::: SUPPLIED DATA
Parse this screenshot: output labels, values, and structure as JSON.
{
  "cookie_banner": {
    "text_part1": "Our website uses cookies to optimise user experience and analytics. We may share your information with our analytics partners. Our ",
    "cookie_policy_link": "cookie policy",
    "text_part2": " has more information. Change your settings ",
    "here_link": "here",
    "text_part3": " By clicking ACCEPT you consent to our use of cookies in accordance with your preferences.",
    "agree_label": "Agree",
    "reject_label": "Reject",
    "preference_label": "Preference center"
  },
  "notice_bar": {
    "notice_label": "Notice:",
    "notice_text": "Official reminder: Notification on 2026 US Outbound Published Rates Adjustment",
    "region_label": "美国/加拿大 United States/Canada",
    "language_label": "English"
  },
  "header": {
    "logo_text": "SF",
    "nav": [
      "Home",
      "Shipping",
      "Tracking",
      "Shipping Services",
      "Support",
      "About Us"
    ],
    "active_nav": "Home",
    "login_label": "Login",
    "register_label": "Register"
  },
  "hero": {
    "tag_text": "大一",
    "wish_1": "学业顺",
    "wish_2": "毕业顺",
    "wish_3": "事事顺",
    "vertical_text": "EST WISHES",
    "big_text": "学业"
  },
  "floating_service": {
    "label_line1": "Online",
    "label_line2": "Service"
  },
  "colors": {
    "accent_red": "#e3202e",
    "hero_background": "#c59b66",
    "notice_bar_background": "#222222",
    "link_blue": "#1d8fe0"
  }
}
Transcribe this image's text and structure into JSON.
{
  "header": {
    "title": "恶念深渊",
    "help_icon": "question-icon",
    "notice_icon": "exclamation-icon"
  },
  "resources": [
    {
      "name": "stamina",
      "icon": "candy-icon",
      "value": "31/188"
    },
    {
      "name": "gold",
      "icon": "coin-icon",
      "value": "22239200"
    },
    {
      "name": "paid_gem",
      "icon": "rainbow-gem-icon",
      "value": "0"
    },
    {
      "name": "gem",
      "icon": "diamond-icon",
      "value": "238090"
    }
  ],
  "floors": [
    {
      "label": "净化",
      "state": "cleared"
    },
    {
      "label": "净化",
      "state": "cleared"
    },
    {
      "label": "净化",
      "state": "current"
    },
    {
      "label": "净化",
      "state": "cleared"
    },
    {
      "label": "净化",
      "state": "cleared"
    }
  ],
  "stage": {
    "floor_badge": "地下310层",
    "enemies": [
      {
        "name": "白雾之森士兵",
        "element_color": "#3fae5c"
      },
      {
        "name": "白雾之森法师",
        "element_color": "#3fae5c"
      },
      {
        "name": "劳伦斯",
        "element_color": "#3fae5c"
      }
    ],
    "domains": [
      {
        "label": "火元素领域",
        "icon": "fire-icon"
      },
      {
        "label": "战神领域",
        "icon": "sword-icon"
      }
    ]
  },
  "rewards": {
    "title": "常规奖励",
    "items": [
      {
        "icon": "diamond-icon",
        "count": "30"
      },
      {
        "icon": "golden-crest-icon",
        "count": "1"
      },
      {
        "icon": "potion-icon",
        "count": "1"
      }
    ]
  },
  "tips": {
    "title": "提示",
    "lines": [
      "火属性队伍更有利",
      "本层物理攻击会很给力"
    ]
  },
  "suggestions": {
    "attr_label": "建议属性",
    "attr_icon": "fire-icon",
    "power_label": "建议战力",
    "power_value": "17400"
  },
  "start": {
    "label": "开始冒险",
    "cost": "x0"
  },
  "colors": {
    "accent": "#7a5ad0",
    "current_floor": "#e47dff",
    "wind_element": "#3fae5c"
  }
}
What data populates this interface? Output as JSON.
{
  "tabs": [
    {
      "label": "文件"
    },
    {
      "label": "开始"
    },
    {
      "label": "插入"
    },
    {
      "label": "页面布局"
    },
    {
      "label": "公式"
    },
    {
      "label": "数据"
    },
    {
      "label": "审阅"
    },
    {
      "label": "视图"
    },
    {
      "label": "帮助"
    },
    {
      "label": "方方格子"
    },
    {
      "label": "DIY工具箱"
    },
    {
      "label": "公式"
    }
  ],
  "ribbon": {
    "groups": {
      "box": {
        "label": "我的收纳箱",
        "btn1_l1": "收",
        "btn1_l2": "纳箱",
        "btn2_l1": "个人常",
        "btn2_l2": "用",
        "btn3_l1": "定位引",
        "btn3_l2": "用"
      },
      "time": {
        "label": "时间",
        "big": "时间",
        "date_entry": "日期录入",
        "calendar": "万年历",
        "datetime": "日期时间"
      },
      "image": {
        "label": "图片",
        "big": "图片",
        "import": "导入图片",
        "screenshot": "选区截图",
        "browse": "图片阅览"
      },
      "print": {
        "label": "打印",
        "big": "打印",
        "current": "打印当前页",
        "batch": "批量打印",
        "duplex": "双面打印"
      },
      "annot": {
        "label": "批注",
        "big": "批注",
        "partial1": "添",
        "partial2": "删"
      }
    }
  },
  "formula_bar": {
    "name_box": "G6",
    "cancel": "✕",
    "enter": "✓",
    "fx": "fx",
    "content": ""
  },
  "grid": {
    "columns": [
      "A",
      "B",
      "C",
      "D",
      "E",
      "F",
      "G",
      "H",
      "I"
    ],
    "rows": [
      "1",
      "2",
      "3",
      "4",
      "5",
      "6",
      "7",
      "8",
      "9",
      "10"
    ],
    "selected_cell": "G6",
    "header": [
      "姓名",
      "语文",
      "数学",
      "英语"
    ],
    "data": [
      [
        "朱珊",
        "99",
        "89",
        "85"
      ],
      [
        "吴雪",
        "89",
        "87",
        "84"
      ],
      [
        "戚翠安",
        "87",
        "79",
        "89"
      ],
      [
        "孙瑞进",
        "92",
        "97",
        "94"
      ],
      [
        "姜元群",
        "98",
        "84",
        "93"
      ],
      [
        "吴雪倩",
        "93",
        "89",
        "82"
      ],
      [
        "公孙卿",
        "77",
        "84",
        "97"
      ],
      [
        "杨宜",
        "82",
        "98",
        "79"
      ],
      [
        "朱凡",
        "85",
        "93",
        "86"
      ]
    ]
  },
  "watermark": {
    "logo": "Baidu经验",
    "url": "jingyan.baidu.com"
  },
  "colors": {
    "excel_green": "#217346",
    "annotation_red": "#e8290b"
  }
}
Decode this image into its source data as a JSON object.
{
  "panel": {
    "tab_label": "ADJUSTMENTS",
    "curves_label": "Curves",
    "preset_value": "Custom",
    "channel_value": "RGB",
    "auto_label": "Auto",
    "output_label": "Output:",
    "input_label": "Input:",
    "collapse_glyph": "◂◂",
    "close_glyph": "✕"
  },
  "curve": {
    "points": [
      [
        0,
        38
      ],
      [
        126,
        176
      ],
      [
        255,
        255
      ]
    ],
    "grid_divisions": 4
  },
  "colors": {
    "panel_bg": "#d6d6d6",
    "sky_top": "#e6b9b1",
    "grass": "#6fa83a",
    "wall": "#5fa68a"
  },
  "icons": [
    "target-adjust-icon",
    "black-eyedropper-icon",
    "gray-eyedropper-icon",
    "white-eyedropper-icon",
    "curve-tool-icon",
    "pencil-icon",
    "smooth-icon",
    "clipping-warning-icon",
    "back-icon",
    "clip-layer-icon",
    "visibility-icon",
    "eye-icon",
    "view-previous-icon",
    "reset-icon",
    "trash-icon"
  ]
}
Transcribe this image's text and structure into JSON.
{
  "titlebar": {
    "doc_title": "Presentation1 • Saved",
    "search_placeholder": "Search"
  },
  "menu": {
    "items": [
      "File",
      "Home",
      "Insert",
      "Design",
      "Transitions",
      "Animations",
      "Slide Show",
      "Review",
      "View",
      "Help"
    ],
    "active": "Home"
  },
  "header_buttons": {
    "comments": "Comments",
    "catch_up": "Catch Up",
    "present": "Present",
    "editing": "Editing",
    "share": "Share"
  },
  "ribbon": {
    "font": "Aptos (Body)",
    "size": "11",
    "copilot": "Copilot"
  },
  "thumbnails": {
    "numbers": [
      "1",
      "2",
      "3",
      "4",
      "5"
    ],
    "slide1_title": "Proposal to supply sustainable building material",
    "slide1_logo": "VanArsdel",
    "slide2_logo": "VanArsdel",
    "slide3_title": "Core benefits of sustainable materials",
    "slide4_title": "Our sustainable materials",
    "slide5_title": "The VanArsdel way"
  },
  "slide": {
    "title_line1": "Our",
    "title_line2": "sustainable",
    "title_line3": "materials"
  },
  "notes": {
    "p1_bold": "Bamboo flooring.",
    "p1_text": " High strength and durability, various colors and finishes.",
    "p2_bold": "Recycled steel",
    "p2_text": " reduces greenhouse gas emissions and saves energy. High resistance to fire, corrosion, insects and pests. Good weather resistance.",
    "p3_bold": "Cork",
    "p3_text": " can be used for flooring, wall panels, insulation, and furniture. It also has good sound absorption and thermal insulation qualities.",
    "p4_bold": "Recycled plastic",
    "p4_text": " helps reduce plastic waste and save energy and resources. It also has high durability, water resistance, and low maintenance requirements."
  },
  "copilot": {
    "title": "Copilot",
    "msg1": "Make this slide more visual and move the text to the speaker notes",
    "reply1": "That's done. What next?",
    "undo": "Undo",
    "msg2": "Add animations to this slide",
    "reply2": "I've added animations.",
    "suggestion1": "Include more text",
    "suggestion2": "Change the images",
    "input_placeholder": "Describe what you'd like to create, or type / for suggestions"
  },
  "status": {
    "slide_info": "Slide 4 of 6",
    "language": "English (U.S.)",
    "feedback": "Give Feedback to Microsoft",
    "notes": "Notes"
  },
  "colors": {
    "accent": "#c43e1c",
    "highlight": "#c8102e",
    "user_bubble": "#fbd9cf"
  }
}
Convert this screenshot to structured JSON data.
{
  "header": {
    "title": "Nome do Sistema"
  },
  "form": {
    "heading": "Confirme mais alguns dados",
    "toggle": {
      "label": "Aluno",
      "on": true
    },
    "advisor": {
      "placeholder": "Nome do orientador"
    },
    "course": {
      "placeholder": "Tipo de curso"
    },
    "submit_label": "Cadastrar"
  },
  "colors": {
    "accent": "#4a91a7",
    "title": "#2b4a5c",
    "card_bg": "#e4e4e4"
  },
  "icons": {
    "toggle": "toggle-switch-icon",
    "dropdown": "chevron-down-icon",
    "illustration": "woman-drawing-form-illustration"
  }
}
::::::
Scan the material above. Return every line containing the string "more".

OUTPUT OF THE TASK »
    "text_part2": " has more information. Change your settings ",
    "msg1": "Make this slide more visual and move the text to the speaker notes",
    "suggestion1": "Include more text",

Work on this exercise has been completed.